▶ **Description of the task**:
Reproduce the records below in full and exactly, without their images.

▶ **Given data**:
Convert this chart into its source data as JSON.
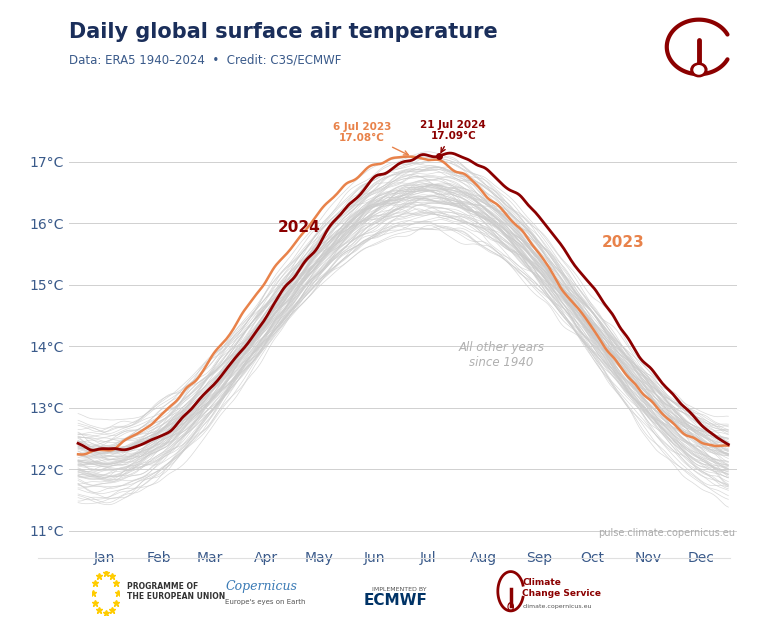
{
  "title": "Daily global surface air temperature",
  "subtitle": "Data: ERA5 1940–2024  •  Credit: C3S/ECMWF",
  "ylabel_ticks": [
    "11°C",
    "12°C",
    "13°C",
    "14°C",
    "15°C",
    "16°C",
    "17°C"
  ],
  "ytick_vals": [
    11,
    12,
    13,
    14,
    15,
    16,
    17
  ],
  "months": [
    "Jan",
    "Feb",
    "Mar",
    "Apr",
    "May",
    "Jun",
    "Jul",
    "Aug",
    "Sep",
    "Oct",
    "Nov",
    "Dec"
  ],
  "title_color": "#1a2e5a",
  "subtitle_color": "#3a5a8a",
  "axis_color": "#3a5a8a",
  "grid_color": "#d0d0d0",
  "color_2024": "#8b0000",
  "color_2023": "#e8824a",
  "color_other": "#cccccc",
  "annotation_color_2023": "#e8824a",
  "annotation_color_2024": "#8b0000",
  "peak_2023_day": 187,
  "peak_2023_val": 17.08,
  "peak_2024_day": 202,
  "peak_2024_val": 17.09,
  "website_text": "pulse.climate.copernicus.eu",
  "label_2024": "2024",
  "label_2023": "2023",
  "other_label": "All other years\nsince 1940",
  "ylim": [
    10.8,
    17.6
  ],
  "background_color": "#ffffff",
  "mean_base": 14.3,
  "amplitude_base": 2.2,
  "peak_day": 196
}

▶ **Written reply**:
Convert this chart into its source data as JSON.
{
  "title": "Daily global surface air temperature",
  "subtitle": "Data: ERA5 1940–2024  •  Credit: C3S/ECMWF",
  "ylabel_ticks": [
    "11°C",
    "12°C",
    "13°C",
    "14°C",
    "15°C",
    "16°C",
    "17°C"
  ],
  "ytick_vals": [
    11,
    12,
    13,
    14,
    15,
    16,
    17
  ],
  "months": [
    "Jan",
    "Feb",
    "Mar",
    "Apr",
    "May",
    "Jun",
    "Jul",
    "Aug",
    "Sep",
    "Oct",
    "Nov",
    "Dec"
  ],
  "title_color": "#1a2e5a",
  "subtitle_color": "#3a5a8a",
  "axis_color": "#3a5a8a",
  "grid_color": "#d0d0d0",
  "color_2024": "#8b0000",
  "color_2023": "#e8824a",
  "color_other": "#cccccc",
  "annotation_color_2023": "#e8824a",
  "annotation_color_2024": "#8b0000",
  "peak_2023_day": 187,
  "peak_2023_val": 17.08,
  "peak_2024_day": 202,
  "peak_2024_val": 17.09,
  "website_text": "pulse.climate.copernicus.eu",
  "label_2024": "2024",
  "label_2023": "2023",
  "other_label": "All other years\nsince 1940",
  "ylim": [
    10.8,
    17.6
  ],
  "background_color": "#ffffff",
  "mean_base": 14.3,
  "amplitude_base": 2.2,
  "peak_day": 196
}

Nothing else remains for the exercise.